=== Given task ===
Search the material for the word "Paul" and report each line where it turns up.

=== Listing ===
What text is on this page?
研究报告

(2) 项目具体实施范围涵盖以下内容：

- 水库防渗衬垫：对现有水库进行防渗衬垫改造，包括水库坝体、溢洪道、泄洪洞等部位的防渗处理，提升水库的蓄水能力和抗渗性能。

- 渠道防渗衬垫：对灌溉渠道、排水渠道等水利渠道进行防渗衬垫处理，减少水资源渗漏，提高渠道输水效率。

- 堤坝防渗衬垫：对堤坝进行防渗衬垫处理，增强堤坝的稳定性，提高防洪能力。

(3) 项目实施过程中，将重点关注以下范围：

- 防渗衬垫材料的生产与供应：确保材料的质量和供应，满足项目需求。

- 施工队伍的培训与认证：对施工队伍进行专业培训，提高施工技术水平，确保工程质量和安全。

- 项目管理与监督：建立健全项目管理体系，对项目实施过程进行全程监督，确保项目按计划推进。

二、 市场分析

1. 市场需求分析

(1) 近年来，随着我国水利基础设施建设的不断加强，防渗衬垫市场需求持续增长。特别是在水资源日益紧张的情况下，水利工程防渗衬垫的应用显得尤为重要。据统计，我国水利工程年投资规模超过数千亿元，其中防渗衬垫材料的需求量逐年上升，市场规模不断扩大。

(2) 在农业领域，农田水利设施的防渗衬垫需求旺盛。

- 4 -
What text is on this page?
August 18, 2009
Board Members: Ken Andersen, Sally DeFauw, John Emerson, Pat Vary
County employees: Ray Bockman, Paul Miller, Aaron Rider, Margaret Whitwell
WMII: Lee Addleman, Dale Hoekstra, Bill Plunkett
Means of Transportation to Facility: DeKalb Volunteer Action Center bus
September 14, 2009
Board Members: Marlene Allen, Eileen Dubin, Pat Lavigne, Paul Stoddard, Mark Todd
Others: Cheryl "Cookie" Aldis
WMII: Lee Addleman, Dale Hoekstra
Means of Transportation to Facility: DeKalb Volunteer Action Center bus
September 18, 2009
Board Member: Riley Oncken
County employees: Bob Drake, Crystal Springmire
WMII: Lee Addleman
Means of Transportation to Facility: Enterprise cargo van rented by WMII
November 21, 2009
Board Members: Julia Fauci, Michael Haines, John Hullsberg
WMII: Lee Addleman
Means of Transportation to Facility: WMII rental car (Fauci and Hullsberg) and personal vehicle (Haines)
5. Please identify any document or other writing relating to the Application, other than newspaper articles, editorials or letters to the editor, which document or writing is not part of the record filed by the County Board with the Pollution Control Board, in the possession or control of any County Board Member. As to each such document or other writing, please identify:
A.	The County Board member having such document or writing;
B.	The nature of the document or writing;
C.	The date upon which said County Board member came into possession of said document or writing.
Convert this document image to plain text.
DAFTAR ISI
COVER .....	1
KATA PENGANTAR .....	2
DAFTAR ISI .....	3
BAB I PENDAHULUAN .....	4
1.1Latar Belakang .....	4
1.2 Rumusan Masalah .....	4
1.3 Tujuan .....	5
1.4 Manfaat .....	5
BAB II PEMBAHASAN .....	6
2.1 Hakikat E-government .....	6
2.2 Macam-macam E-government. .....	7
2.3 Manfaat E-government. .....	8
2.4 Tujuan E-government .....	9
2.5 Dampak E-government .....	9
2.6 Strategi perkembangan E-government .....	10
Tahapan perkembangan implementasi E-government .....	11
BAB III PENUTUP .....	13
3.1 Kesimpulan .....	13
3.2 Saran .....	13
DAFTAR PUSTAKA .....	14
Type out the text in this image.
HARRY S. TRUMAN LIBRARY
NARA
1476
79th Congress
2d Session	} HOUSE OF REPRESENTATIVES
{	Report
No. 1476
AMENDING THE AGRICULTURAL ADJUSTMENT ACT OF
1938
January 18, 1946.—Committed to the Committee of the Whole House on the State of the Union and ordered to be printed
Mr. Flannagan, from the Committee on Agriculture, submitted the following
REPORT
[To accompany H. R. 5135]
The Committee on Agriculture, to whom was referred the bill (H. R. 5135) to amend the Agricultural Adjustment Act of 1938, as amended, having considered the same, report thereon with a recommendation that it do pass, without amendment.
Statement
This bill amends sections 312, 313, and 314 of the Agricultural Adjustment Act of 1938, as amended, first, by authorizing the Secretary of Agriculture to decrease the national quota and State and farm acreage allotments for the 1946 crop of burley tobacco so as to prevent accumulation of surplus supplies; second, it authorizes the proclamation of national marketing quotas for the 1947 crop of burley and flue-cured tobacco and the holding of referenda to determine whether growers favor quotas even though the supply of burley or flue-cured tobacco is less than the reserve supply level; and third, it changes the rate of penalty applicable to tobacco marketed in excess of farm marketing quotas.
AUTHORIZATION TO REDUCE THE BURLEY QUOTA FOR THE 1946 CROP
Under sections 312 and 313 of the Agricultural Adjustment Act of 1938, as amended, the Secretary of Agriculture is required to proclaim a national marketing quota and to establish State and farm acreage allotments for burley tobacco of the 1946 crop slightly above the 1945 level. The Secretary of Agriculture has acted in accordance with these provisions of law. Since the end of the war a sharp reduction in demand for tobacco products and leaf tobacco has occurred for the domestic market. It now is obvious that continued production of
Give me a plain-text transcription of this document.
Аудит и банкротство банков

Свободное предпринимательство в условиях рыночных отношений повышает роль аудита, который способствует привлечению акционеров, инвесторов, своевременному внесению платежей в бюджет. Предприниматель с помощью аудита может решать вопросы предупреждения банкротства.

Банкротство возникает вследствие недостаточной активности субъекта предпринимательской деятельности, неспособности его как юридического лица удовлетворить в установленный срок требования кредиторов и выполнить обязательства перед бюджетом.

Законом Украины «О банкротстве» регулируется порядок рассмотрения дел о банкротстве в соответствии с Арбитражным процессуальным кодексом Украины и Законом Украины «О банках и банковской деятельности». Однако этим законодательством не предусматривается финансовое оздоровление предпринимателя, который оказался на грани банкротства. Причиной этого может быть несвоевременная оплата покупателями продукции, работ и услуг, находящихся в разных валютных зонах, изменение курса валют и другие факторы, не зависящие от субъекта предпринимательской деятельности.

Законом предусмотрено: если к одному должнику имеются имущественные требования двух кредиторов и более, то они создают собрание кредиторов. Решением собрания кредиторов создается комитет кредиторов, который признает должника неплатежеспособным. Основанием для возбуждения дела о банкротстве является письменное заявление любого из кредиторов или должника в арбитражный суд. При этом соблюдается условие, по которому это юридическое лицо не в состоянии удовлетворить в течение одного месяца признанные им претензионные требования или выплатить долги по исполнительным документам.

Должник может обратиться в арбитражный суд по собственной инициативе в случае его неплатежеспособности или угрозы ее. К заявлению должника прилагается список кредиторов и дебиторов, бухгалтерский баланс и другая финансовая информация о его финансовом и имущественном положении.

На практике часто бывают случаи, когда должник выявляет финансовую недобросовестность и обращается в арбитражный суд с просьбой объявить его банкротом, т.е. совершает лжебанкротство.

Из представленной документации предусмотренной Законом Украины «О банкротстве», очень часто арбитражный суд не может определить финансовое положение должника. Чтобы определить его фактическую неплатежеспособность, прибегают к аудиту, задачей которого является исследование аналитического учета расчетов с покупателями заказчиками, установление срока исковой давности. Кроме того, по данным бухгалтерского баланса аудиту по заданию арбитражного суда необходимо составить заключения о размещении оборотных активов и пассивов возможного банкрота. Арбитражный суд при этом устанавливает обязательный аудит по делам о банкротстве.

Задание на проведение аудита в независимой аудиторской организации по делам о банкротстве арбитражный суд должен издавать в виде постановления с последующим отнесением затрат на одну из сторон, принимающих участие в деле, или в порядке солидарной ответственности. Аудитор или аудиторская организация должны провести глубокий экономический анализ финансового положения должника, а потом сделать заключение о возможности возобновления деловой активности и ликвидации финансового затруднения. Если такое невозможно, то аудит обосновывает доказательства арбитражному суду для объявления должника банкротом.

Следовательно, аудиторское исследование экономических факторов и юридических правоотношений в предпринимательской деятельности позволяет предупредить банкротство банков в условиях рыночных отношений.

=== Written answer ===
County employees: Ray Bockman, Paul Miller, Aaron Rider, Margaret Whitwell
Board Members: Marlene Allen, Eileen Dubin, Pat Lavigne, Paul Stoddard, Mark Todd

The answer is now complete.